### Aim
Extract the lines that hold the string "每月五次开放".
===== Data for this exercise =====
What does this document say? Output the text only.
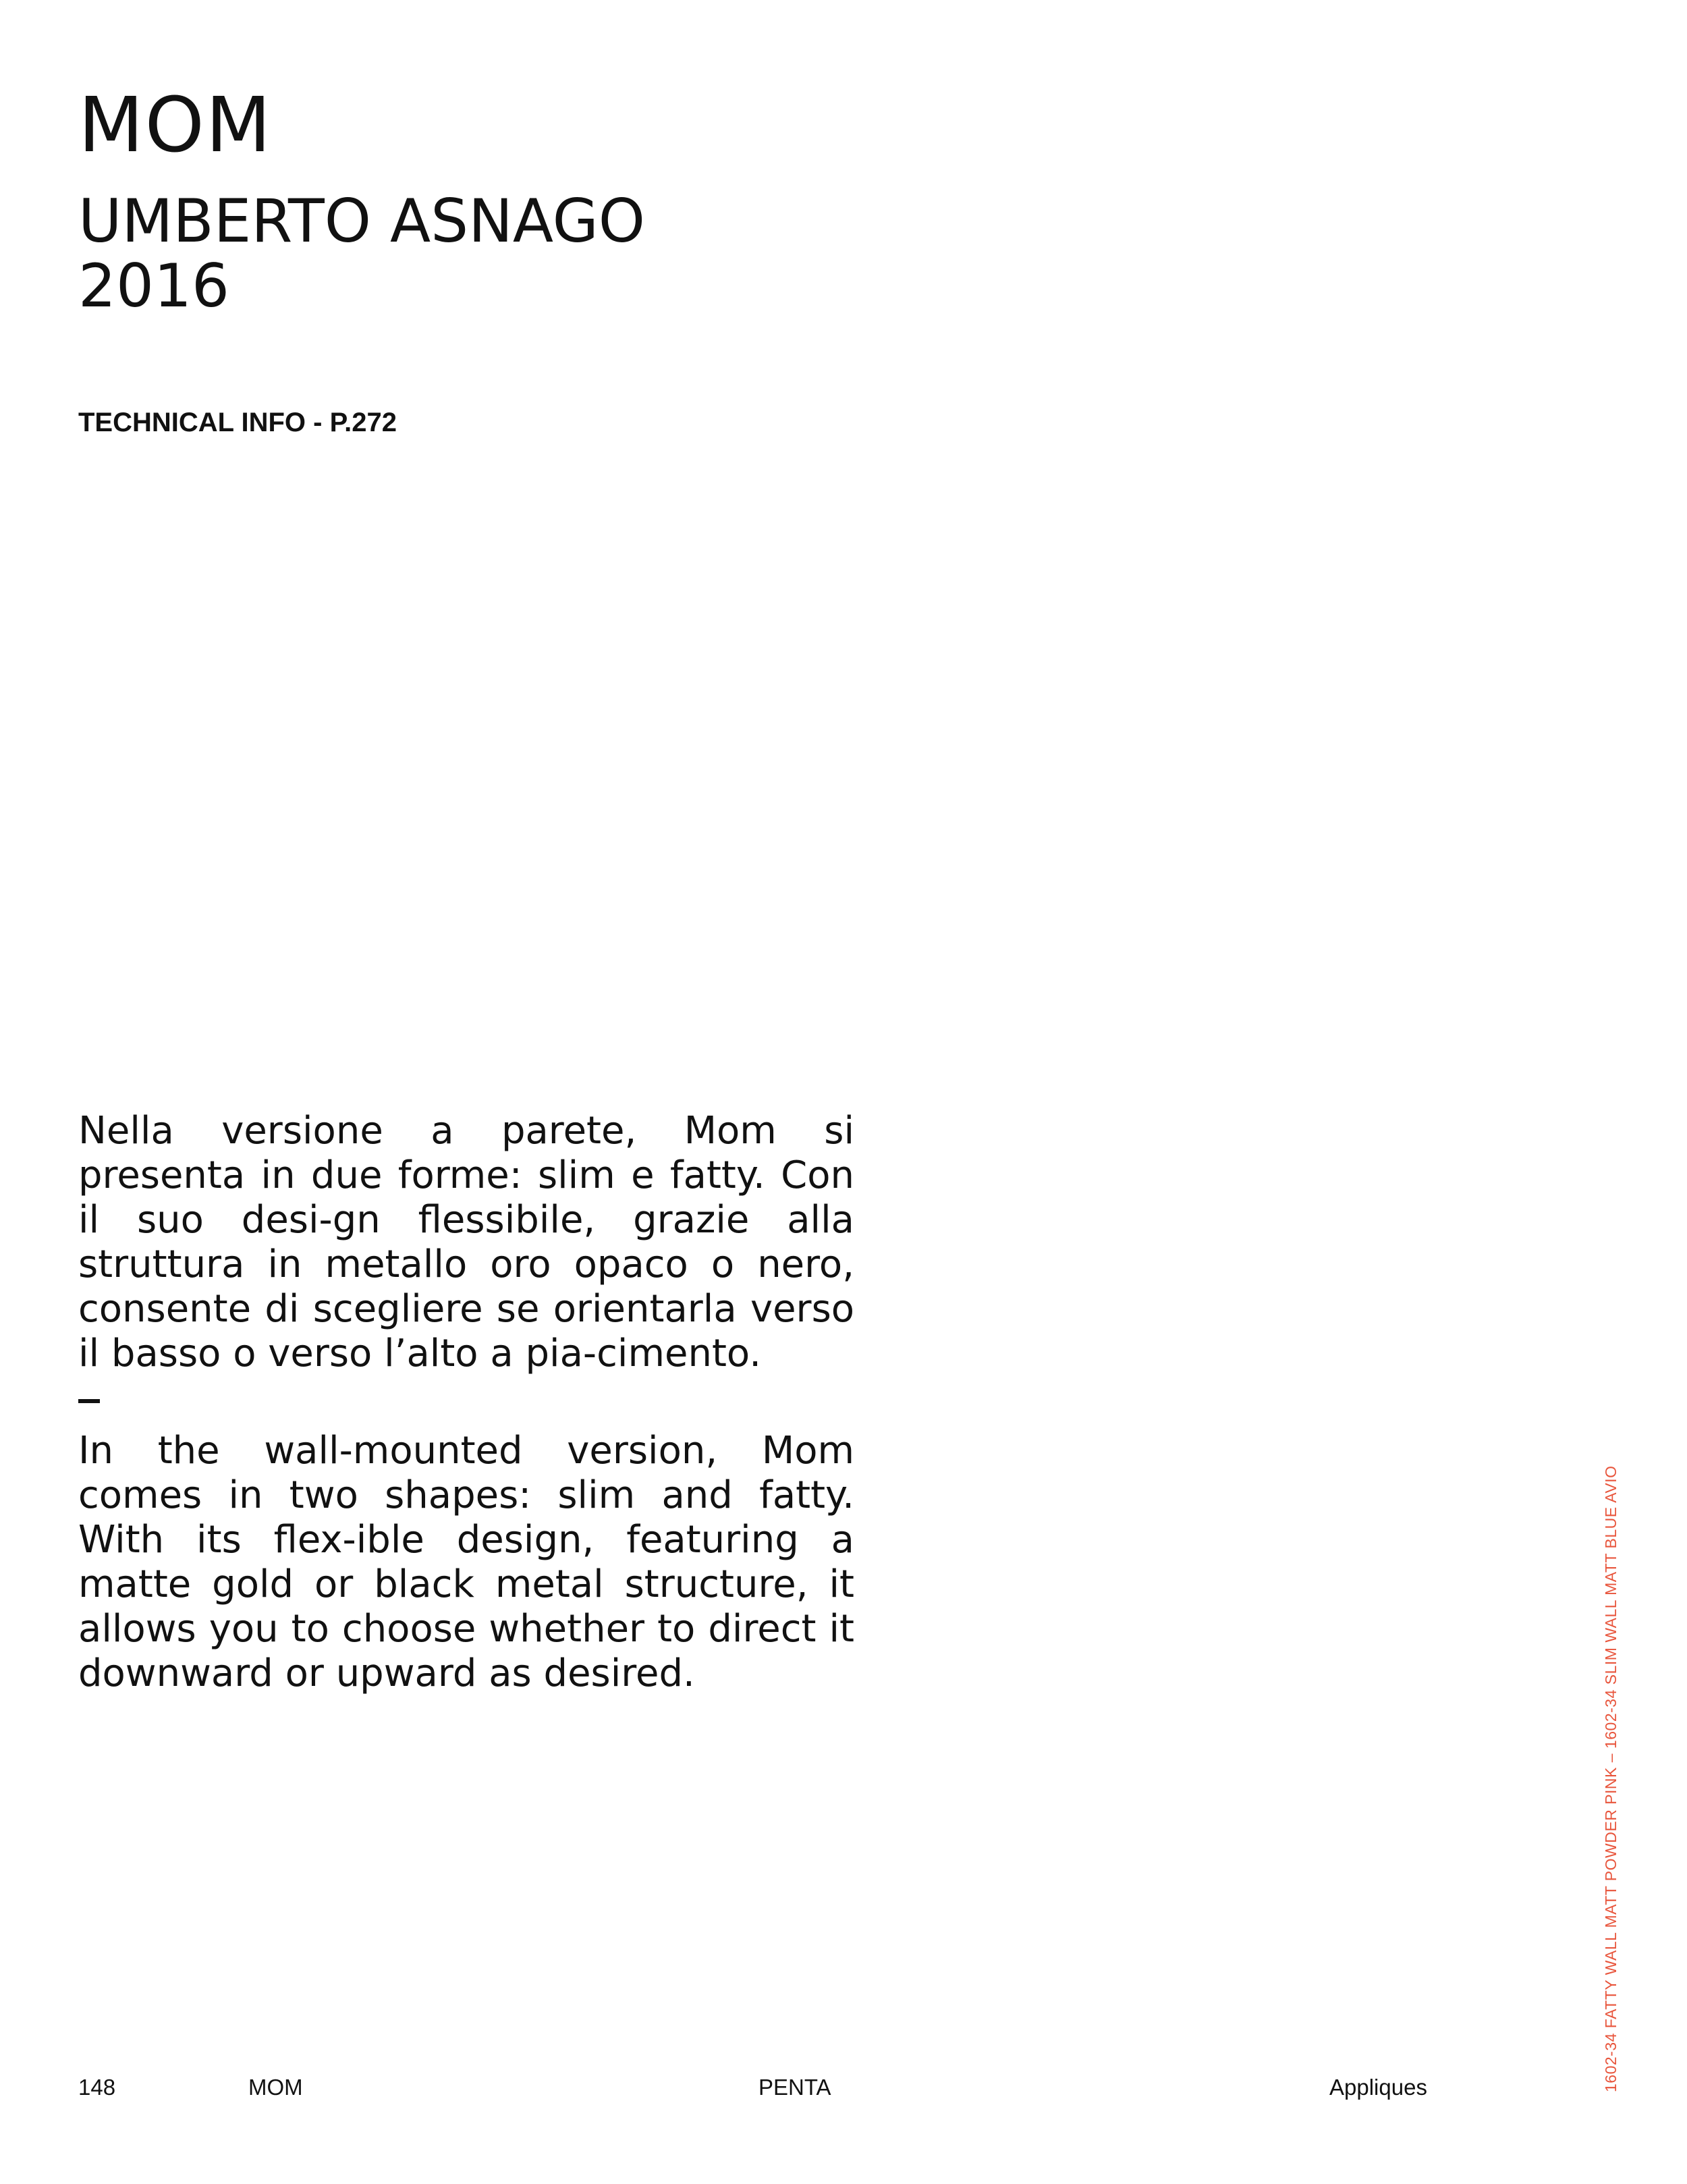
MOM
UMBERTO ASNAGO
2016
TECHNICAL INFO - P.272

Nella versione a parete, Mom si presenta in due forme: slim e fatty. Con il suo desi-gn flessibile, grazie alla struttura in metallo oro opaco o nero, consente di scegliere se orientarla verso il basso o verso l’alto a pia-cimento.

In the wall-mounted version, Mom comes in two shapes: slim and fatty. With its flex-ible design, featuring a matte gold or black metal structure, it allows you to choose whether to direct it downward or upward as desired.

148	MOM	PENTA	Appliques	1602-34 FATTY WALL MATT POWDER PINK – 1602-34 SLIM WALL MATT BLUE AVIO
=====
===== Data for this exercise =====
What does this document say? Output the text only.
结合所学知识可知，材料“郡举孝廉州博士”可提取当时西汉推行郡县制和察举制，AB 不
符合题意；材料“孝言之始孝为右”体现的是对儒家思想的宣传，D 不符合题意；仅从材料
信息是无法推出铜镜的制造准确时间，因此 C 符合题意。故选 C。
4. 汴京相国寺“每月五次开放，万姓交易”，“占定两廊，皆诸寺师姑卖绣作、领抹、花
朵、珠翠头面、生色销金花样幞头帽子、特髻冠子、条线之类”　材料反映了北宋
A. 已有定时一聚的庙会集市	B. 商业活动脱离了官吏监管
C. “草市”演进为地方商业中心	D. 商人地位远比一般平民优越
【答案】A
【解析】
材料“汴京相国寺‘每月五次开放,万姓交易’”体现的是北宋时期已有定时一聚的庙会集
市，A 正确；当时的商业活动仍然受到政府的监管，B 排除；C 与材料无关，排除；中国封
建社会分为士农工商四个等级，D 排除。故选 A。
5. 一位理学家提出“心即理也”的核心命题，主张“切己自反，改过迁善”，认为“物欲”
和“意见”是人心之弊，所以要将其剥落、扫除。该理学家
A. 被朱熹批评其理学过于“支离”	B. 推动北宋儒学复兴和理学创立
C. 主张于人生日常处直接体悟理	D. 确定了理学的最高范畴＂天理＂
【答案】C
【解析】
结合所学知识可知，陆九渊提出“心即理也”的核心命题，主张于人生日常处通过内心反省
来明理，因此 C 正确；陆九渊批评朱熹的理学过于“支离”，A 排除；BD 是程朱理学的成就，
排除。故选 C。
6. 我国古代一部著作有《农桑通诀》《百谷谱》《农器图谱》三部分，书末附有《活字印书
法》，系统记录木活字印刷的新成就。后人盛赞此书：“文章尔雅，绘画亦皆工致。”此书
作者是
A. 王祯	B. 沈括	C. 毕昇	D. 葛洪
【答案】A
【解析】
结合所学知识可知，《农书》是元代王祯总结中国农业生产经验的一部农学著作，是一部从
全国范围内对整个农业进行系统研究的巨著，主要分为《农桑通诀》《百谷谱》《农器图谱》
=====
===== Data for this exercise =====
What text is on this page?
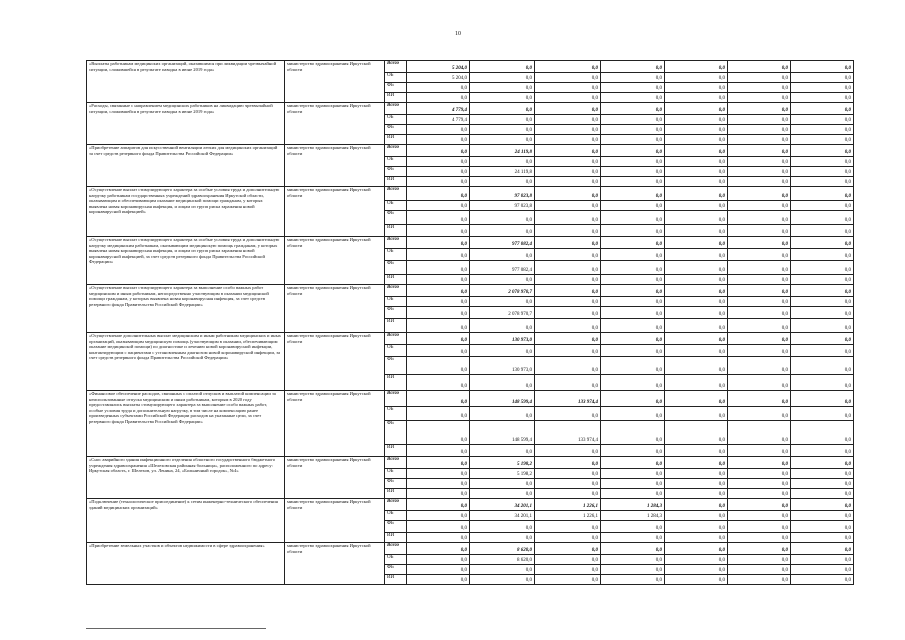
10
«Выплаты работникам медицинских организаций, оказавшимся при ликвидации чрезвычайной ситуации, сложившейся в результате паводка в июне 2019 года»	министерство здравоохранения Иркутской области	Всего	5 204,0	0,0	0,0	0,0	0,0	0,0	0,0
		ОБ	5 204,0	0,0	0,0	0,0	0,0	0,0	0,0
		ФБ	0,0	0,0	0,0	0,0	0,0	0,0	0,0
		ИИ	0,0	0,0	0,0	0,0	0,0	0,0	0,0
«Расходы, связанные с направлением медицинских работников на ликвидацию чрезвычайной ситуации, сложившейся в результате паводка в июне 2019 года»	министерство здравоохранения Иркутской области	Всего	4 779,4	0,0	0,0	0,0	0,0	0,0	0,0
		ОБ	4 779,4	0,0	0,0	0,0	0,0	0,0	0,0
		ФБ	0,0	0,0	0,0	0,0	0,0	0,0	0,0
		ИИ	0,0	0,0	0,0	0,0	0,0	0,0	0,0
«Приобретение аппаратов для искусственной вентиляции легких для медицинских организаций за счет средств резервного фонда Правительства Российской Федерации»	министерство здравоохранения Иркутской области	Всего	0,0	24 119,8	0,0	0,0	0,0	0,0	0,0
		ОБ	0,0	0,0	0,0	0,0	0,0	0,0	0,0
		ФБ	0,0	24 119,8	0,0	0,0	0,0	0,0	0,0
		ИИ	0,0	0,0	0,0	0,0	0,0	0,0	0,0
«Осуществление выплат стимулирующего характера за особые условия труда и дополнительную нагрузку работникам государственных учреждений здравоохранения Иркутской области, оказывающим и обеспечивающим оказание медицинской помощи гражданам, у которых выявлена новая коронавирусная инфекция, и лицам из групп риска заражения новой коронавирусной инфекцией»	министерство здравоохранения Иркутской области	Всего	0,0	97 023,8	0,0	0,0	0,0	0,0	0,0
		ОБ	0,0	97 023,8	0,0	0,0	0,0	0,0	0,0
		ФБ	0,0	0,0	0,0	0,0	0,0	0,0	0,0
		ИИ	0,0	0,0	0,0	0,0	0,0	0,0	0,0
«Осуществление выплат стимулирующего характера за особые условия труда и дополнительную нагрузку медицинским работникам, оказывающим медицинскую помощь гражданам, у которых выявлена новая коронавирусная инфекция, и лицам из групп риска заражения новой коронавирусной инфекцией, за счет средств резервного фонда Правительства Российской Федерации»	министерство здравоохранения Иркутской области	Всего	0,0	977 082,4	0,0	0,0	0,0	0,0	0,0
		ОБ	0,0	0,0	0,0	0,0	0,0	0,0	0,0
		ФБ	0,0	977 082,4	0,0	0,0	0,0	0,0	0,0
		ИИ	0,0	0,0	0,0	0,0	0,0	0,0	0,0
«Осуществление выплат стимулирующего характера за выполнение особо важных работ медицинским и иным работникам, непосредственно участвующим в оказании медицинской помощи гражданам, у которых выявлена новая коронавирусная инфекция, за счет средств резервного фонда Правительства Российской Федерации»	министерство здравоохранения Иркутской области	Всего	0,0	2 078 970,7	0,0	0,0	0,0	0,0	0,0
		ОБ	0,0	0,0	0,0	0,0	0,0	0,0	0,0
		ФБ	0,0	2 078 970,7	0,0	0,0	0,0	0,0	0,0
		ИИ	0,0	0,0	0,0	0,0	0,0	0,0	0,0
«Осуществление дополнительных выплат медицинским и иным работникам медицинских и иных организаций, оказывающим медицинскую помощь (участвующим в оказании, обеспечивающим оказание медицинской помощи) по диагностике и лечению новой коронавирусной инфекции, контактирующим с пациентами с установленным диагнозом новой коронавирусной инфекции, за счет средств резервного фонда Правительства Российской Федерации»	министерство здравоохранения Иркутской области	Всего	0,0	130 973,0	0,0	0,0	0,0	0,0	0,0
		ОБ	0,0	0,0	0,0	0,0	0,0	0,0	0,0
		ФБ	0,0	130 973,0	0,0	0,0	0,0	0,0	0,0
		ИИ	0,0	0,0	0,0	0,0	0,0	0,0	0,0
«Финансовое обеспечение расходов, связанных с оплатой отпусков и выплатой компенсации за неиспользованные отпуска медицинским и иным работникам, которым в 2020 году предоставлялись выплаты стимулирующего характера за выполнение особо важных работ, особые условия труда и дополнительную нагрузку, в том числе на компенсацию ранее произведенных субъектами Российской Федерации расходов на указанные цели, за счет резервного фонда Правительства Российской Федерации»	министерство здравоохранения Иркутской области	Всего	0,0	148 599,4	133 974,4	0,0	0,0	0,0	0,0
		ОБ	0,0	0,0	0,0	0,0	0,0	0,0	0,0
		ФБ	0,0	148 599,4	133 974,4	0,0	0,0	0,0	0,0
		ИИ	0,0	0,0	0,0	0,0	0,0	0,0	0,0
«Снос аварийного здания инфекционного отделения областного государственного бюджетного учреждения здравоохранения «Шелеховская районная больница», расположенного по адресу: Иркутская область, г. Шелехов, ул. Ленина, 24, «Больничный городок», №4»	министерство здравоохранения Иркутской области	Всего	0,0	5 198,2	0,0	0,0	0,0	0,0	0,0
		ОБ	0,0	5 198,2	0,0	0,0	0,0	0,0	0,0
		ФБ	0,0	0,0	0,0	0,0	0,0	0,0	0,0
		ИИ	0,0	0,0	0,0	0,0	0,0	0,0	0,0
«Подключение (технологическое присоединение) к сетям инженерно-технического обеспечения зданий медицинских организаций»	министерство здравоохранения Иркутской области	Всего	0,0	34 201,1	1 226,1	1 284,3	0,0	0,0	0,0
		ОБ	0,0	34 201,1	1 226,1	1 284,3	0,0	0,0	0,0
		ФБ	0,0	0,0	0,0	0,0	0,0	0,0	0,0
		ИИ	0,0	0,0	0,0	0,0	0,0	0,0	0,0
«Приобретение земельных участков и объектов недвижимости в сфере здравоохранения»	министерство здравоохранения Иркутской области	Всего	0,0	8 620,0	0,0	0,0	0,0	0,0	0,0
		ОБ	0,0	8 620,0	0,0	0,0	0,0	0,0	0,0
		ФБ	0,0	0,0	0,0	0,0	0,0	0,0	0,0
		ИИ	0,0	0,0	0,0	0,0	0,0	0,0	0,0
=====
### Result for this exercise
4. 汴京相国寺“每月五次开放，万姓交易”，“占定两廊，皆诸寺师姑卖绣作、领抹、花
材料“汴京相国寺‘每月五次开放,万姓交易’”体现的是北宋时期已有定时一聚的庙会集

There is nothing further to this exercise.